| EXERCISE OBJECTIVE |
What follows is a set of records; restate each one word for word and drop the pictures.
## BEGIN PROVIDED DATA
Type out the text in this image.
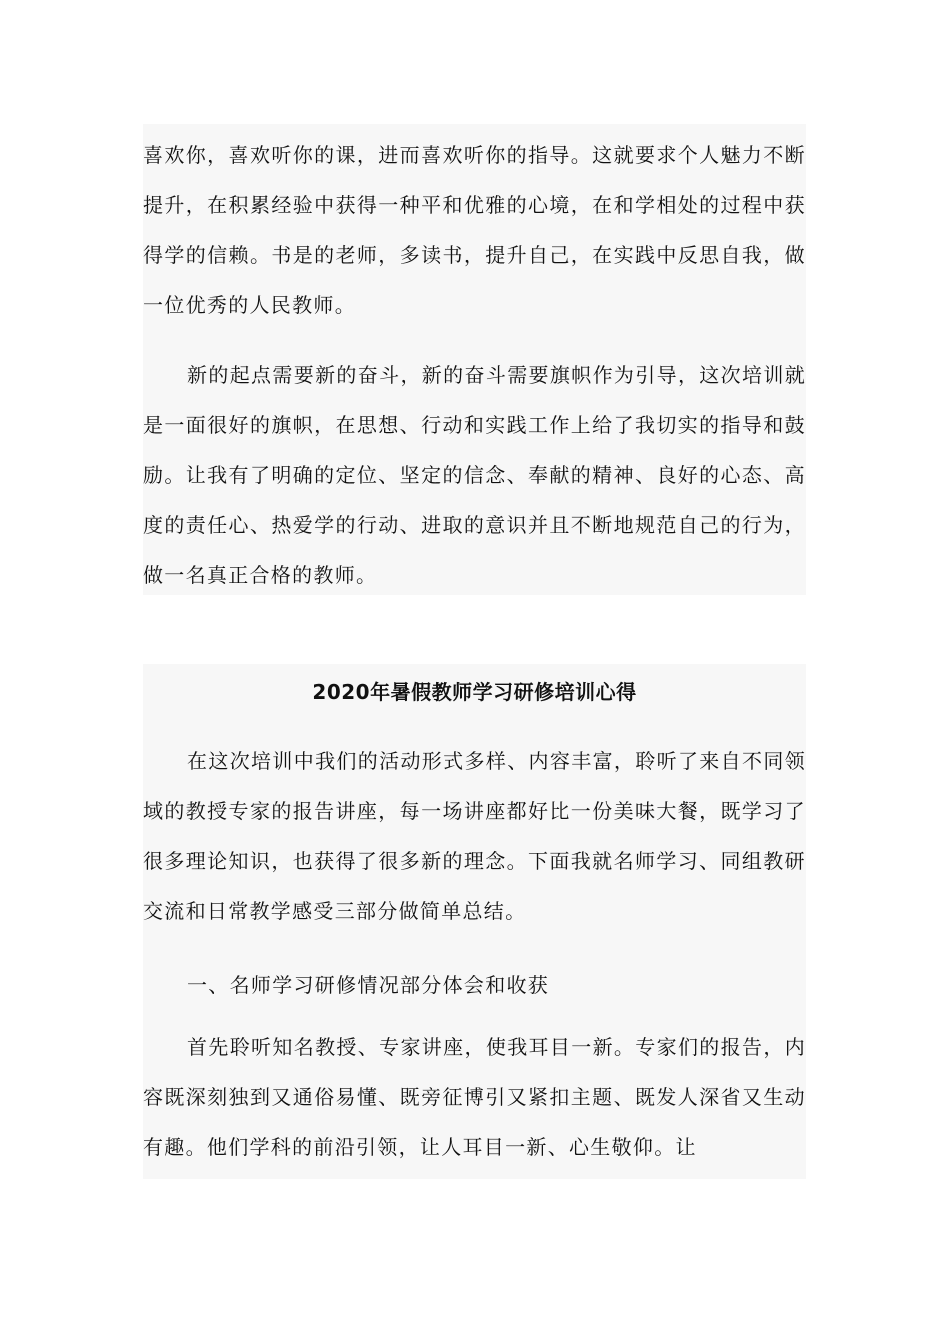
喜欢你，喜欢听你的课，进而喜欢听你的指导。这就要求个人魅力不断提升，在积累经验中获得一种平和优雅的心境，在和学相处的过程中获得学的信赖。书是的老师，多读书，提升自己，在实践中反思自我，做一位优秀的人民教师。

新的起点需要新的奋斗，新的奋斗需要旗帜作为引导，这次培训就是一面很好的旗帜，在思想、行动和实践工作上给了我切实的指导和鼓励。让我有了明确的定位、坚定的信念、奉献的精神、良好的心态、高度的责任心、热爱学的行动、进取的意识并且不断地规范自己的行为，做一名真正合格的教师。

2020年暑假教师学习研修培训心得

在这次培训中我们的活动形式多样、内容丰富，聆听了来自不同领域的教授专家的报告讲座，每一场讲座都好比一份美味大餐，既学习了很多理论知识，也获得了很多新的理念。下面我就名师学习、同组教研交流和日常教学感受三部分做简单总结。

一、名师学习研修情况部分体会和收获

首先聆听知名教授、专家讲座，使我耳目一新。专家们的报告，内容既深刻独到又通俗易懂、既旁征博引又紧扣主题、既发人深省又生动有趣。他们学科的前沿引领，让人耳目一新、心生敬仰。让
## END PROVIDED DATA
| EXERCISE OUTPUT |
Type out the text in this image.
喜欢你，喜欢听你的课，进而喜欢听你的指导。这就要求个人魅力不断提升，在积累经验中获得一种平和优雅的心境，在和学相处的过程中获得学的信赖。书是的老师，多读书，提升自己，在实践中反思自我，做一位优秀的人民教师。

新的起点需要新的奋斗，新的奋斗需要旗帜作为引导，这次培训就是一面很好的旗帜，在思想、行动和实践工作上给了我切实的指导和鼓励。让我有了明确的定位、坚定的信念、奉献的精神、良好的心态、高度的责任心、热爱学的行动、进取的意识并且不断地规范自己的行为，做一名真正合格的教师。

2020年暑假教师学习研修培训心得

在这次培训中我们的活动形式多样、内容丰富，聆听了来自不同领域的教授专家的报告讲座，每一场讲座都好比一份美味大餐，既学习了很多理论知识，也获得了很多新的理念。下面我就名师学习、同组教研交流和日常教学感受三部分做简单总结。

一、名师学习研修情况部分体会和收获

首先聆听知名教授、专家讲座，使我耳目一新。专家们的报告，内容既深刻独到又通俗易懂、既旁征博引又紧扣主题、既发人深省又生动有趣。他们学科的前沿引领，让人耳目一新、心生敬仰。让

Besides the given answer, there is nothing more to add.